Stated exercise. Skip the images and return the records below exactly.
** START Available data **
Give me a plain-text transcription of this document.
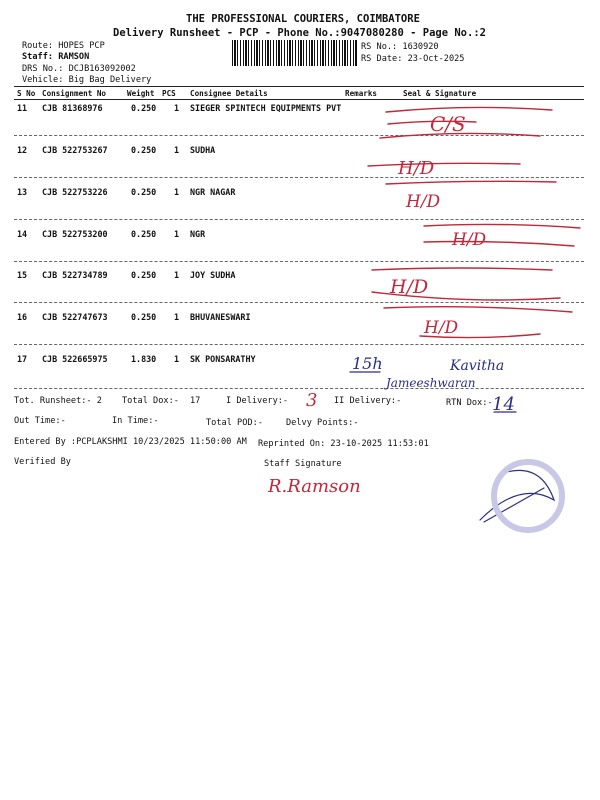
THE PROFESSIONAL COURIERS, COIMBATORE
Delivery Runsheet - PCP - Phone No.:9047080280 - Page No.:2
Route: HOPES PCP
Staff: RAMSON
DRS No.: DCJB163092002
Vehicle: Big Bag Delivery
RS No.: 1630920
RS Date: 23-Oct-2025
S No Consignment No	Weight PCS Consignee Details	Remarks	Seal & Signature
11 CJB 81368976	0.250 1 SIEGER SPINTECH EQUIPMENTS PVT
12 CJB 522753267	0.250 1 SUDHA
13 CJB 522753226	0.250 1 NGR NAGAR
14 CJB 522753200	0.250 1 NGR
15 CJB 522734789	0.250 1 JOY SUDHA
16 CJB 522747673	0.250 1 BHUVANESWARI
17 CJB 522665975	1.830 1 SK PONSARATHY
Tot. Runsheet:- 2 Total Dox:- 17	I Delivery:-	II Delivery:-	RTN Dox:-
Out Time:-	In Time:-	Total POD:-	Delvy Points:-
Entered By :PCPLAKSHMI 10/23/2025 11:50:00 AM Reprinted On: 23-10-2025 11:53:01
Verified By	Staff Signature
C/S
H/D
H/D
H/D
H/D
H/D
15h	Kavitha
Jameeshwaran
3	14
R.Ramson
** END Available data **
Written reply.
Give me a plain-text transcription of this document.
THE PROFESSIONAL COURIERS, COIMBATORE
Delivery Runsheet - PCP - Phone No.:9047080280 - Page No.:2
Route: HOPES PCP
Staff: RAMSON
DRS No.: DCJB163092002
Vehicle: Big Bag Delivery
RS No.: 1630920
RS Date: 23-Oct-2025
S No Consignment No	Weight PCS Consignee Details	Remarks	Seal & Signature
11 CJB 81368976	0.250 1 SIEGER SPINTECH EQUIPMENTS PVT
12 CJB 522753267	0.250 1 SUDHA
13 CJB 522753226	0.250 1 NGR NAGAR
14 CJB 522753200	0.250 1 NGR
15 CJB 522734789	0.250 1 JOY SUDHA
16 CJB 522747673	0.250 1 BHUVANESWARI
17 CJB 522665975	1.830 1 SK PONSARATHY
Tot. Runsheet:- 2 Total Dox:- 17	I Delivery:-	II Delivery:-	RTN Dox:-
Out Time:-	In Time:-	Total POD:-	Delvy Points:-
Entered By :PCPLAKSHMI 10/23/2025 11:50:00 AM Reprinted On: 23-10-2025 11:53:01
Verified By	Staff Signature
C/S
H/D
H/D
H/D
H/D
H/D
15h	Kavitha
Jameeshwaran
3	14
R.Ramson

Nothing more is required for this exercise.